start

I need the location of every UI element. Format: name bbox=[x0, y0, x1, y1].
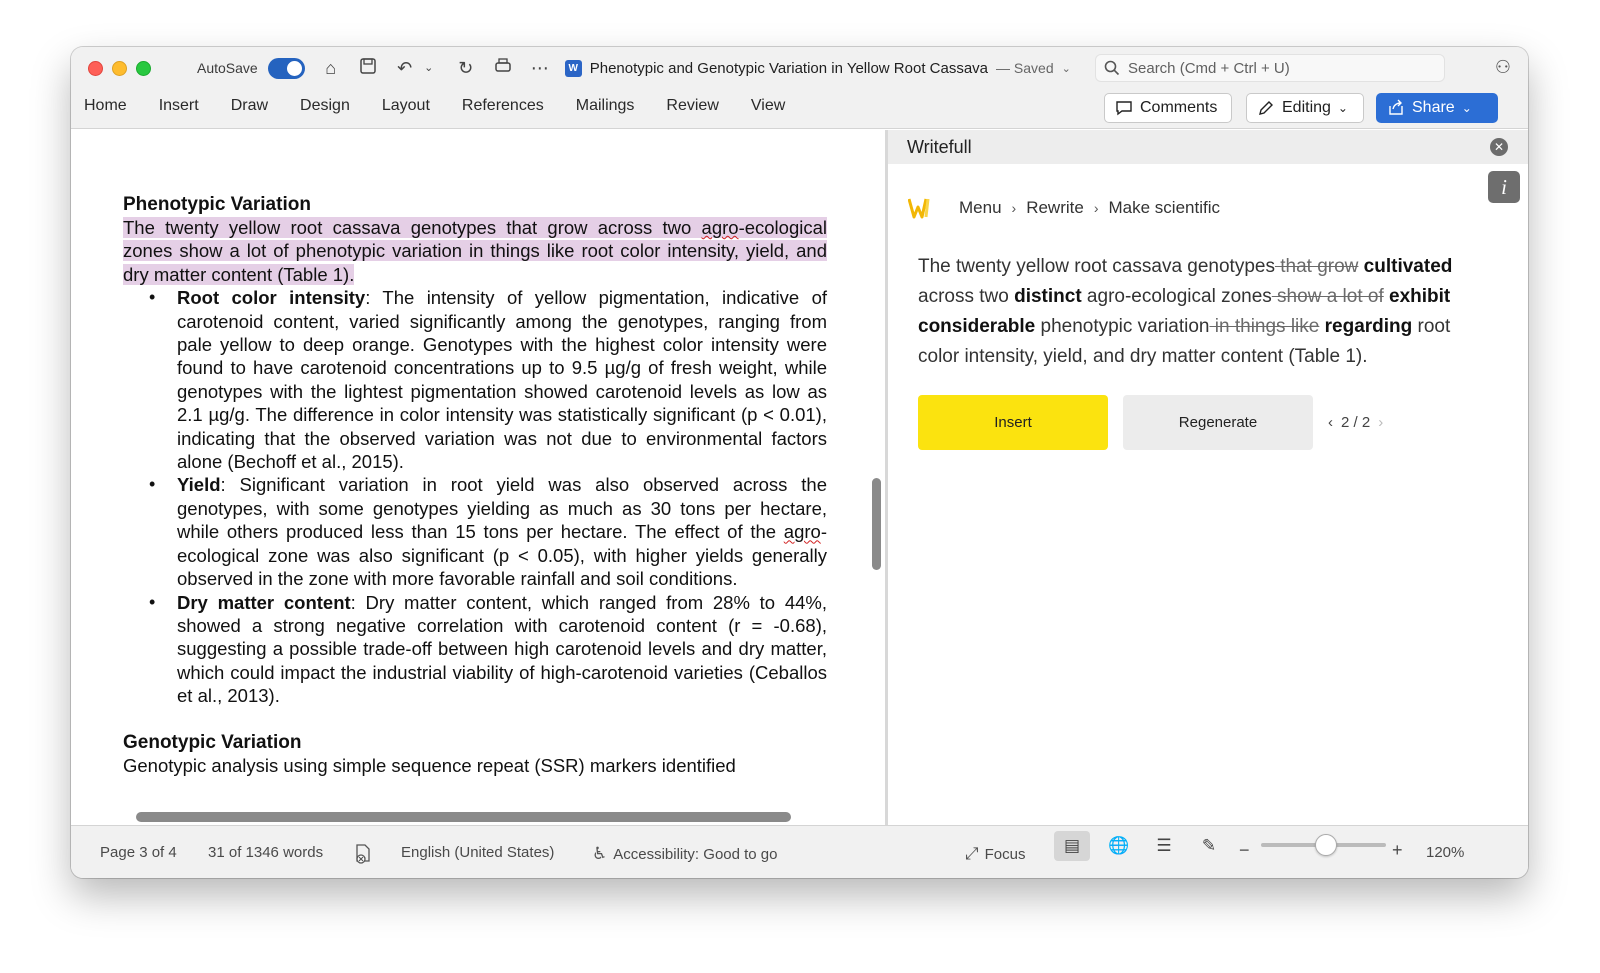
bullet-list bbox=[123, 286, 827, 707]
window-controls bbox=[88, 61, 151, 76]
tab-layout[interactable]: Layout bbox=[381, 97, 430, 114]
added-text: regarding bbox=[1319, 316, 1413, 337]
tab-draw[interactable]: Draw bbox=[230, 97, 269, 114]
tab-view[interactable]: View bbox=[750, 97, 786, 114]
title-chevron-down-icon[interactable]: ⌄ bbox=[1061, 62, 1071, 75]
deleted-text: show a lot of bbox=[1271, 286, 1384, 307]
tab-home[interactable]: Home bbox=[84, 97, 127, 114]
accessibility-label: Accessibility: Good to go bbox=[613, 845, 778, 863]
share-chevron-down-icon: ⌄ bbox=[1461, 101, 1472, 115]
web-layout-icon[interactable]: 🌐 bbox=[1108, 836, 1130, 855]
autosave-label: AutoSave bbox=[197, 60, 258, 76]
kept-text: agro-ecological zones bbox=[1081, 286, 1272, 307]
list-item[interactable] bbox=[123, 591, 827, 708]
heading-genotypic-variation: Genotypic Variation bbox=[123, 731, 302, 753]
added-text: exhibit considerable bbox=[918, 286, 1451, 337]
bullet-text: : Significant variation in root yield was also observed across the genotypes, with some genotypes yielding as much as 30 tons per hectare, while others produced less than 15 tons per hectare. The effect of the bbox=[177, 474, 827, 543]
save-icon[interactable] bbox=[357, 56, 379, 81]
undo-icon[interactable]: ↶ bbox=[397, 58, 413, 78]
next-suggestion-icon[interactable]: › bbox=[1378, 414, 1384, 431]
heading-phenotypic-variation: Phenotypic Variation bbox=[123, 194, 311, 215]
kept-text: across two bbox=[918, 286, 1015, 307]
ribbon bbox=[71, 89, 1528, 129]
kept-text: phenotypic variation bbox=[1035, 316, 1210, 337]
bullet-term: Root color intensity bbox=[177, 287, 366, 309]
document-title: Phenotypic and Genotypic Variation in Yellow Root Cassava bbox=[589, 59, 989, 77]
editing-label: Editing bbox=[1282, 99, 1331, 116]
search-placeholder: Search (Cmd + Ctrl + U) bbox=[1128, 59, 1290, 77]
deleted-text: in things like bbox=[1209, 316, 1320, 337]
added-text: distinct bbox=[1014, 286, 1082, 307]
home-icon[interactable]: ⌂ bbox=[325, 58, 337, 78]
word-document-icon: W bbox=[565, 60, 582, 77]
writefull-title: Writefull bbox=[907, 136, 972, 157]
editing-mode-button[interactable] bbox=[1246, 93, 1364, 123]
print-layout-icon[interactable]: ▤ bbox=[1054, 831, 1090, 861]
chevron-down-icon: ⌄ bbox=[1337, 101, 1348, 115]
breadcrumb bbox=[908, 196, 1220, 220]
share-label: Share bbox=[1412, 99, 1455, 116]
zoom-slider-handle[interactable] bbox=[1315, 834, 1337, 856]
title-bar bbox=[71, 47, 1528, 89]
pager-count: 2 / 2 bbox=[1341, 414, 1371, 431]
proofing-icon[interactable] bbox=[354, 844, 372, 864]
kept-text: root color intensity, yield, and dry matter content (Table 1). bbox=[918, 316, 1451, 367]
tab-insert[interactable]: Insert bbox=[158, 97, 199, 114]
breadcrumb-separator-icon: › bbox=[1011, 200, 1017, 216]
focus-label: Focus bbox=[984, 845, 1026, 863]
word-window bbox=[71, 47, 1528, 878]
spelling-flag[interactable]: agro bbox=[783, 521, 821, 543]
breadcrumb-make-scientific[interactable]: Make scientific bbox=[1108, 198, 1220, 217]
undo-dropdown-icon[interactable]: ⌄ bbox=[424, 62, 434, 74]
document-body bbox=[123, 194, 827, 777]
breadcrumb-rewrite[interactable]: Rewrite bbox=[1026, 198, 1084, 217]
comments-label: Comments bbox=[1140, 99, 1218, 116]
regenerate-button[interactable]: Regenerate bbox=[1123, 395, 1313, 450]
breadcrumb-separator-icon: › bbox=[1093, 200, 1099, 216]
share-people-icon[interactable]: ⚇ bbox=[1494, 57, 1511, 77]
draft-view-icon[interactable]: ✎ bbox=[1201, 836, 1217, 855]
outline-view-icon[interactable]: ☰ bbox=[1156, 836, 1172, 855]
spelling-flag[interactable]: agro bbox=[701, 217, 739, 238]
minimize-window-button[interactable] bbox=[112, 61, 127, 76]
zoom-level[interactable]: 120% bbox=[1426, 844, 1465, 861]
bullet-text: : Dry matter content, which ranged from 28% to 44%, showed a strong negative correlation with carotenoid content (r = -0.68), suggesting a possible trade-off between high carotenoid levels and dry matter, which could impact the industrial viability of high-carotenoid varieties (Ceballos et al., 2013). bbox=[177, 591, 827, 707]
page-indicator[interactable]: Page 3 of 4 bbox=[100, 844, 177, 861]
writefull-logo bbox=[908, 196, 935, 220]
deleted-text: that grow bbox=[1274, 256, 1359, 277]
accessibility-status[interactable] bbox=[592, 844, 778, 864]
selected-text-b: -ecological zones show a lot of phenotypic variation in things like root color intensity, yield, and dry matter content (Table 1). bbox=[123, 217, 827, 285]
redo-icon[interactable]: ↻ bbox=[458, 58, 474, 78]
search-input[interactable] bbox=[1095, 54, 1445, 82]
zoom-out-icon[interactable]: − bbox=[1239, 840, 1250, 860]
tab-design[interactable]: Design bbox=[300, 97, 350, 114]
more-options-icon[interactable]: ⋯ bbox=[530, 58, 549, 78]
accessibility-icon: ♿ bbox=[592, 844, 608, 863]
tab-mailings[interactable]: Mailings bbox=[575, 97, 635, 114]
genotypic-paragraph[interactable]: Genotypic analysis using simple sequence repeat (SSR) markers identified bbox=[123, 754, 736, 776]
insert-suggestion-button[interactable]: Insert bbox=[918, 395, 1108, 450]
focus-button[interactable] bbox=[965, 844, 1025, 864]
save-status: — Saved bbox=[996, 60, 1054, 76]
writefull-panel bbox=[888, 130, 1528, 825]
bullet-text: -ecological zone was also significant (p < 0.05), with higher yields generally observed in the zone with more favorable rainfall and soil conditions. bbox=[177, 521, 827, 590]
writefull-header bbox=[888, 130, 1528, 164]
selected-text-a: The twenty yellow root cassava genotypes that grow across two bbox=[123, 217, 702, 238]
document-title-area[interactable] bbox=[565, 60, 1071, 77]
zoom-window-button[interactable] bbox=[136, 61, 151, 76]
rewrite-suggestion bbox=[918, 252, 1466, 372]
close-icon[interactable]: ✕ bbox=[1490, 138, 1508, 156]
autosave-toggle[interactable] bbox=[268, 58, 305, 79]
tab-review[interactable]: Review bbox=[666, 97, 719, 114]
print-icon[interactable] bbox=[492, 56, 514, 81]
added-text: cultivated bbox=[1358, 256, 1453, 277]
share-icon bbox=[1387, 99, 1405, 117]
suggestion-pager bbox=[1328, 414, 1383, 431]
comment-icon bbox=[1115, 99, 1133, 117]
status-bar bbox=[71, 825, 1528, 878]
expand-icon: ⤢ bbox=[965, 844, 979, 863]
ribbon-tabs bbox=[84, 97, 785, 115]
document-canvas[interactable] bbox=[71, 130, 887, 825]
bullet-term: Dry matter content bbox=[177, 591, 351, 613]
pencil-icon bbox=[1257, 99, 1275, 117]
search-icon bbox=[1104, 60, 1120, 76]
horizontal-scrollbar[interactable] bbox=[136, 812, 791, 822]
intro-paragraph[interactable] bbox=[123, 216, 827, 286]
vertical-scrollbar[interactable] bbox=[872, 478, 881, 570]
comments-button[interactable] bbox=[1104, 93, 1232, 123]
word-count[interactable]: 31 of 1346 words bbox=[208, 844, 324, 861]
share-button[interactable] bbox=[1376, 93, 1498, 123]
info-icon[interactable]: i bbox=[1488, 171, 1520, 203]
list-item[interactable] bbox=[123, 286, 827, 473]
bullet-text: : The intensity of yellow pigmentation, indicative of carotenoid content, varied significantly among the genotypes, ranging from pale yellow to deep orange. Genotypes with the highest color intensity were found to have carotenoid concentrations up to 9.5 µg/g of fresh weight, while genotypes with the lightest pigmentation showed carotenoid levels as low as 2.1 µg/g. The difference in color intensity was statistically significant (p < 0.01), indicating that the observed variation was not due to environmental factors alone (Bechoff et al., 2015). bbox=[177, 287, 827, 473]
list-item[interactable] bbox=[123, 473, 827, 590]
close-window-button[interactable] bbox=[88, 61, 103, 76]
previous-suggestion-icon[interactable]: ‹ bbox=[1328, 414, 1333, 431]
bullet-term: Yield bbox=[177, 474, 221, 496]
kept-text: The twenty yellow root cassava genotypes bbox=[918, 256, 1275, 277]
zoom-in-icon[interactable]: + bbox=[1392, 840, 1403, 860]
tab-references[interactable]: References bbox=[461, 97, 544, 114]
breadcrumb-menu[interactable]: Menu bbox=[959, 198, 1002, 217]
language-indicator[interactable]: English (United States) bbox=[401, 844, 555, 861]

end

> EXERCISE
From the items above, extract every line that contains the word "twenty".

> EXERCISE SOLUTION
selected-text-a: The twenty yellow root cassava genotypes that grow across two bbox=[123, 217, 702, 238]
kept-text: The twenty yellow root cassava genotypes bbox=[918, 256, 1275, 277]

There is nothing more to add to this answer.